**Task to complete**
Write out the records beneath this line exactly as they appear, minus any images.

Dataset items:
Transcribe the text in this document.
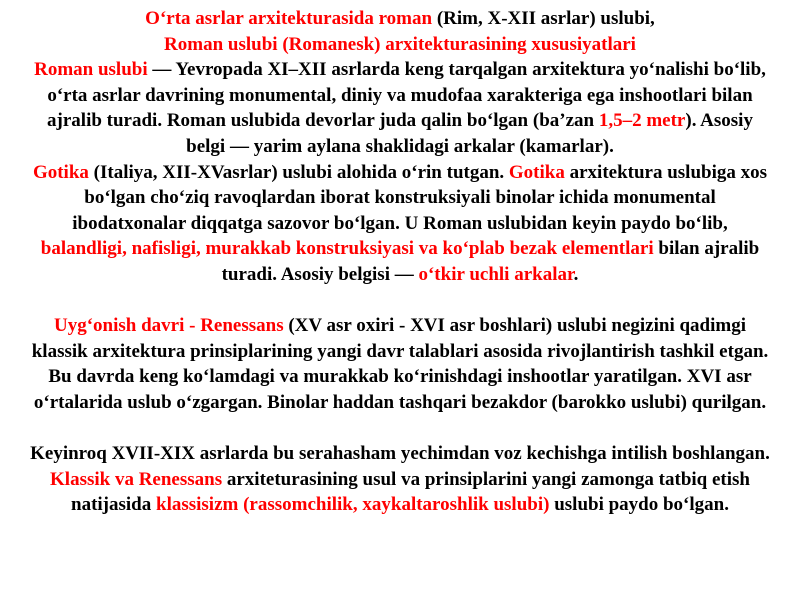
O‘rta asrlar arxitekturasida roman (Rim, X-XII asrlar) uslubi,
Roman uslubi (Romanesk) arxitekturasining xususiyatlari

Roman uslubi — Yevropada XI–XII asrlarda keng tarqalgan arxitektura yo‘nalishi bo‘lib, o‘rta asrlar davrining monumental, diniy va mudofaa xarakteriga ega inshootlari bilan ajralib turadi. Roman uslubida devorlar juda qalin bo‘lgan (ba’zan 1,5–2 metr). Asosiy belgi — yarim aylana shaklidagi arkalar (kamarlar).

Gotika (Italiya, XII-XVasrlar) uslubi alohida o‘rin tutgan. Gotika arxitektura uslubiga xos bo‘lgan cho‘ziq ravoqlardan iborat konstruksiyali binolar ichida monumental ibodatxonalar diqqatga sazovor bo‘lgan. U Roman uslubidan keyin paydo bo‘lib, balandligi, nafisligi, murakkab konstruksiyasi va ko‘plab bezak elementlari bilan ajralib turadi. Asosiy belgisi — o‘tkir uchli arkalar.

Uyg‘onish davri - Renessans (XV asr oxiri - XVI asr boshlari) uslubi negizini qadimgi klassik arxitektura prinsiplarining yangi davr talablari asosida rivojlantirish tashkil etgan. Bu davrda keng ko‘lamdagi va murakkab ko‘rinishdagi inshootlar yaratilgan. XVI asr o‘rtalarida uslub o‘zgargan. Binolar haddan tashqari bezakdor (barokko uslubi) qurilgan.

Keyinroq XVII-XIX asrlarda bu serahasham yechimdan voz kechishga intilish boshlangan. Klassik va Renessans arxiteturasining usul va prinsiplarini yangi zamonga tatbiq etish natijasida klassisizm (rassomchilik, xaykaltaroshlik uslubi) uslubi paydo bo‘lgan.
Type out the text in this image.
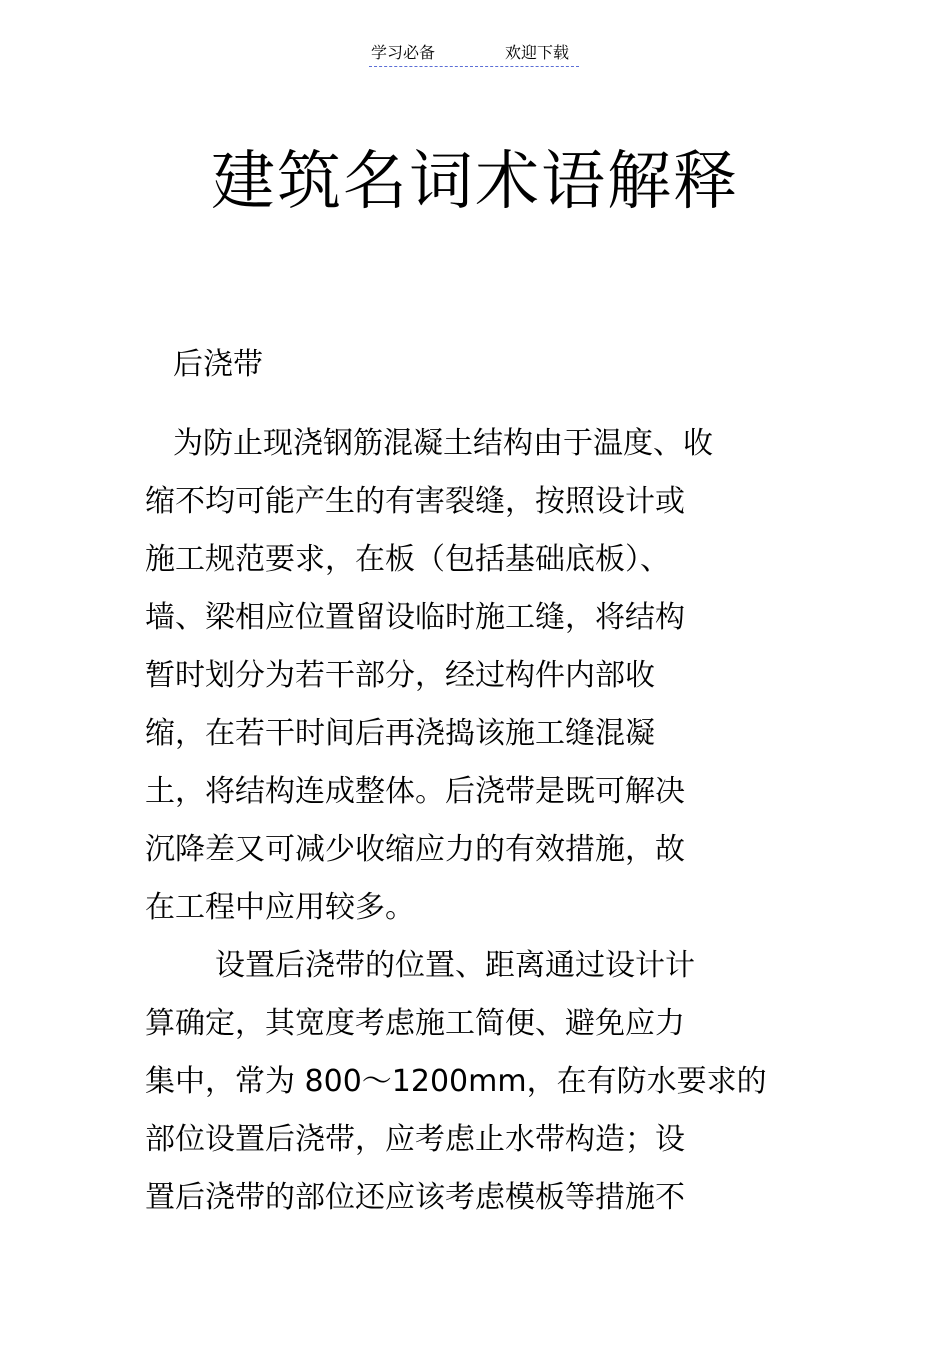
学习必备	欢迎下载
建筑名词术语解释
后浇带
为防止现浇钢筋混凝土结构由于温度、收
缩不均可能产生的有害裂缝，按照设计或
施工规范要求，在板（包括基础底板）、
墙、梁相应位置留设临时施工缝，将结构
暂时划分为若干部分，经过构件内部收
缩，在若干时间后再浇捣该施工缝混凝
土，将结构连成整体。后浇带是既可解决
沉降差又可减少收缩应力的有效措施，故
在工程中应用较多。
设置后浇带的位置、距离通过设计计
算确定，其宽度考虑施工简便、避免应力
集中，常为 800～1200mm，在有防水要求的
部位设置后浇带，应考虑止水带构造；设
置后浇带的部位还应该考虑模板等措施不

**Correct answer**
Transcribe the text in this document.
O‘rta asrlar arxitekturasida roman (Rim, X-XII asrlar) uslubi,
Roman uslubi (Romanesk) arxitekturasining xususiyatlari

Roman uslubi — Yevropada XI–XII asrlarda keng tarqalgan arxitektura yo‘nalishi bo‘lib, o‘rta asrlar davrining monumental, diniy va mudofaa xarakteriga ega inshootlari bilan ajralib turadi. Roman uslubida devorlar juda qalin bo‘lgan (ba’zan 1,5–2 metr). Asosiy belgi — yarim aylana shaklidagi arkalar (kamarlar).

Gotika (Italiya, XII-XVasrlar) uslubi alohida o‘rin tutgan. Gotika arxitektura uslubiga xos bo‘lgan cho‘ziq ravoqlardan iborat konstruksiyali binolar ichida monumental ibodatxonalar diqqatga sazovor bo‘lgan. U Roman uslubidan keyin paydo bo‘lib, balandligi, nafisligi, murakkab konstruksiyasi va ko‘plab bezak elementlari bilan ajralib turadi. Asosiy belgisi — o‘tkir uchli arkalar.

Uyg‘onish davri - Renessans (XV asr oxiri - XVI asr boshlari) uslubi negizini qadimgi klassik arxitektura prinsiplarining yangi davr talablari asosida rivojlantirish tashkil etgan. Bu davrda keng ko‘lamdagi va murakkab ko‘rinishdagi inshootlar yaratilgan. XVI asr o‘rtalarida uslub o‘zgargan. Binolar haddan tashqari bezakdor (barokko uslubi) qurilgan.

Keyinroq XVII-XIX asrlarda bu serahasham yechimdan voz kechishga intilish boshlangan. Klassik va Renessans arxiteturasining usul va prinsiplarini yangi zamonga tatbiq etish natijasida klassisizm (rassomchilik, xaykaltaroshlik uslubi) uslubi paydo bo‘lgan.
Type out the text in this image.
学习必备	欢迎下载
建筑名词术语解释
后浇带
为防止现浇钢筋混凝土结构由于温度、收
缩不均可能产生的有害裂缝，按照设计或
施工规范要求，在板（包括基础底板）、
墙、梁相应位置留设临时施工缝，将结构
暂时划分为若干部分，经过构件内部收
缩，在若干时间后再浇捣该施工缝混凝
土，将结构连成整体。后浇带是既可解决
沉降差又可减少收缩应力的有效措施，故
在工程中应用较多。
设置后浇带的位置、距离通过设计计
算确定，其宽度考虑施工简便、避免应力
集中，常为 800～1200mm，在有防水要求的
部位设置后浇带，应考虑止水带构造；设
置后浇带的部位还应该考虑模板等措施不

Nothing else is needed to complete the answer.